PROBLEM DETAILS ▸ Work through the listing below and count the lines that hold "this". Answer with the number alone.

-- Begin INFORMATION SHOWN --

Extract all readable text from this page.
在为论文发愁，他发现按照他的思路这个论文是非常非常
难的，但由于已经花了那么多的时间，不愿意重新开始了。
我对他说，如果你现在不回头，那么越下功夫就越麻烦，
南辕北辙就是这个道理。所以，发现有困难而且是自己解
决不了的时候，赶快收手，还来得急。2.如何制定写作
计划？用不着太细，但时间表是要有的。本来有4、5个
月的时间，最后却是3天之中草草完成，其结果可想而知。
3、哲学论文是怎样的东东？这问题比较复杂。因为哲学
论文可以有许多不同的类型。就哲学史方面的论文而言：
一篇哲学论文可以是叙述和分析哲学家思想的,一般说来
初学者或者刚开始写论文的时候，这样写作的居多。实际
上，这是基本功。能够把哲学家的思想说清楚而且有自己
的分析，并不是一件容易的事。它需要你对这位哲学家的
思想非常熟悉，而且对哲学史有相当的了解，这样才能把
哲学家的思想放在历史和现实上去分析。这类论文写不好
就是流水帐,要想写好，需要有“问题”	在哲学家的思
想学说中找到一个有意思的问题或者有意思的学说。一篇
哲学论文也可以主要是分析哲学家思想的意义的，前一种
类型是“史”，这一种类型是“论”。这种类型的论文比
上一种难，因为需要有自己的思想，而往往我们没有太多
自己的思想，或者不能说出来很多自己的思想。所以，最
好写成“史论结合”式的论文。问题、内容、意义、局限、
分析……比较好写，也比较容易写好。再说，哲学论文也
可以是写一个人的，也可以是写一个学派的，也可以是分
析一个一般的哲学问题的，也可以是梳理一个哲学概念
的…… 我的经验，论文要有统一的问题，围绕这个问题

-- End INFORMATION SHOWN --
-- Begin INFORMATION SHOWN --

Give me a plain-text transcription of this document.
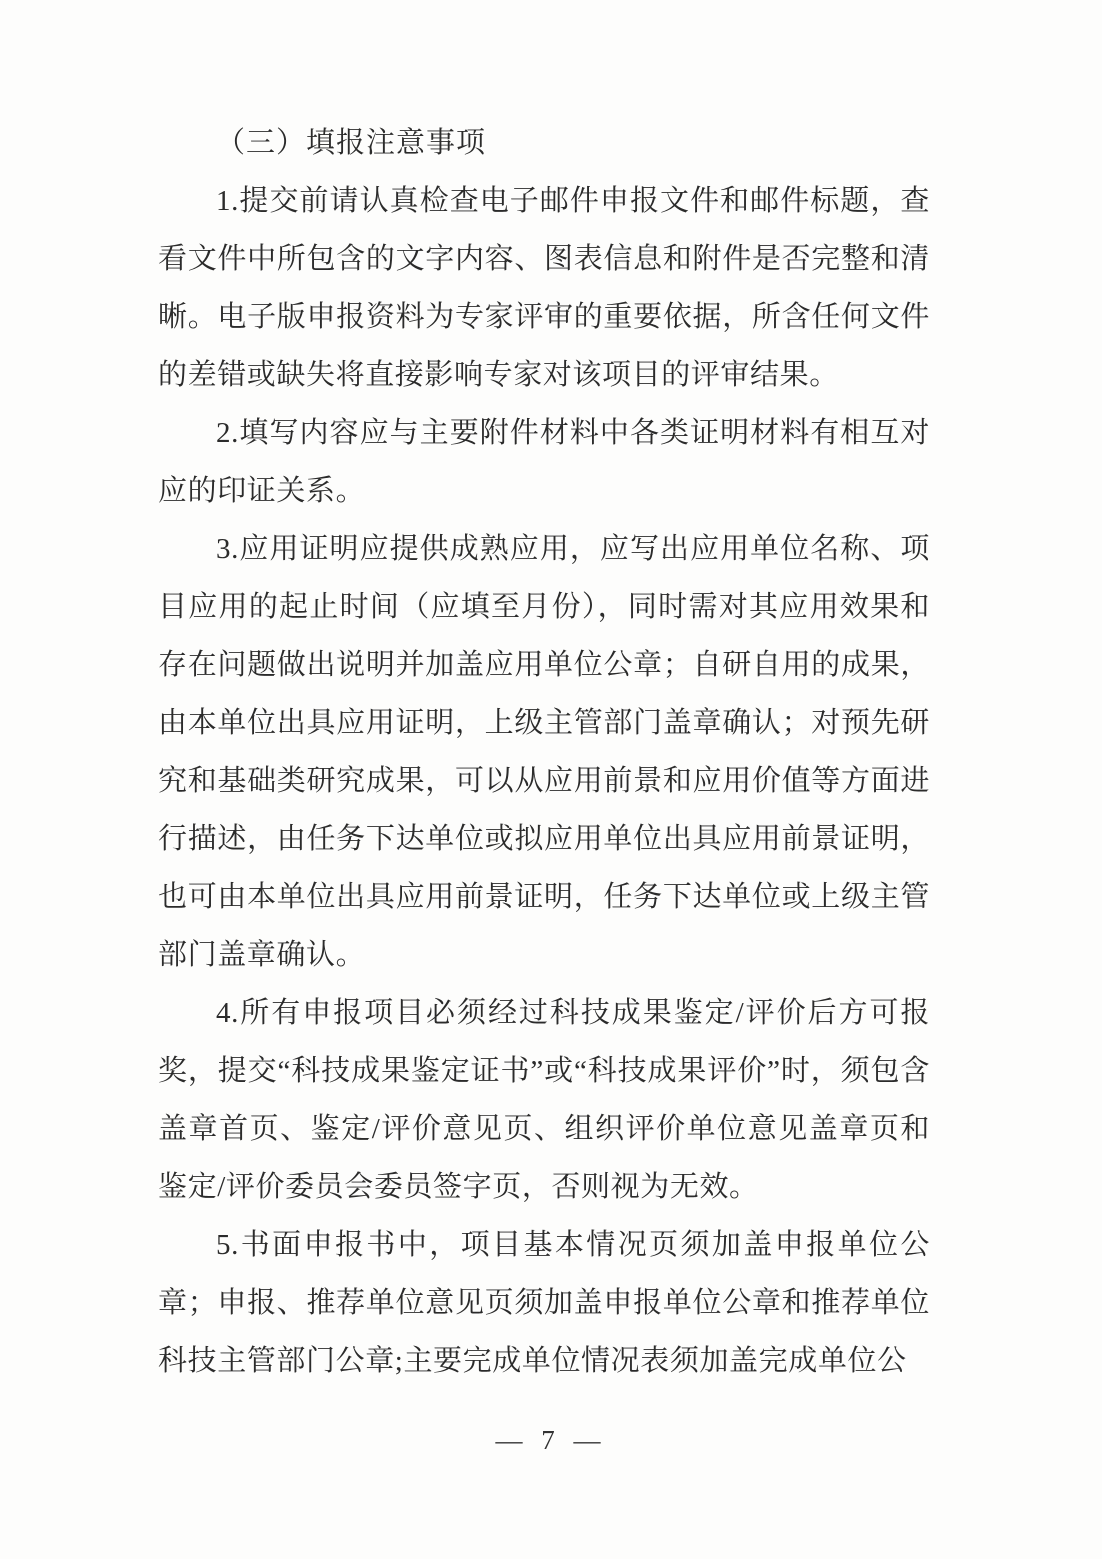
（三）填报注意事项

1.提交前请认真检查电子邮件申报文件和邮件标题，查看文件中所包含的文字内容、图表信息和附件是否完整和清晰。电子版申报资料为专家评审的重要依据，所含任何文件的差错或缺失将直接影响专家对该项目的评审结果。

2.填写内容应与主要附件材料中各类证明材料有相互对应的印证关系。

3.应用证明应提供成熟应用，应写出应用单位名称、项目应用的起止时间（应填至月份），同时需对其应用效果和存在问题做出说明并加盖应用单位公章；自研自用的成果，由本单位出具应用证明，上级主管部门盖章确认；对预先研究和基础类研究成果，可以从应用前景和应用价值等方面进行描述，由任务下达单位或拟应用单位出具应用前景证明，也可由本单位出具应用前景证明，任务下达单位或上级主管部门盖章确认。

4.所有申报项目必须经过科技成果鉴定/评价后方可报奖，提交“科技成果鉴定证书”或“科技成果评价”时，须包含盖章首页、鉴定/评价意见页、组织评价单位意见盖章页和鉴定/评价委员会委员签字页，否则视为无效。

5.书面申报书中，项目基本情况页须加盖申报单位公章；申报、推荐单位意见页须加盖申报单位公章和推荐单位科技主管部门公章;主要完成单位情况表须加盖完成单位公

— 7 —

-- End INFORMATION SHOWN --

RESULT OF THE TASK ▸ 2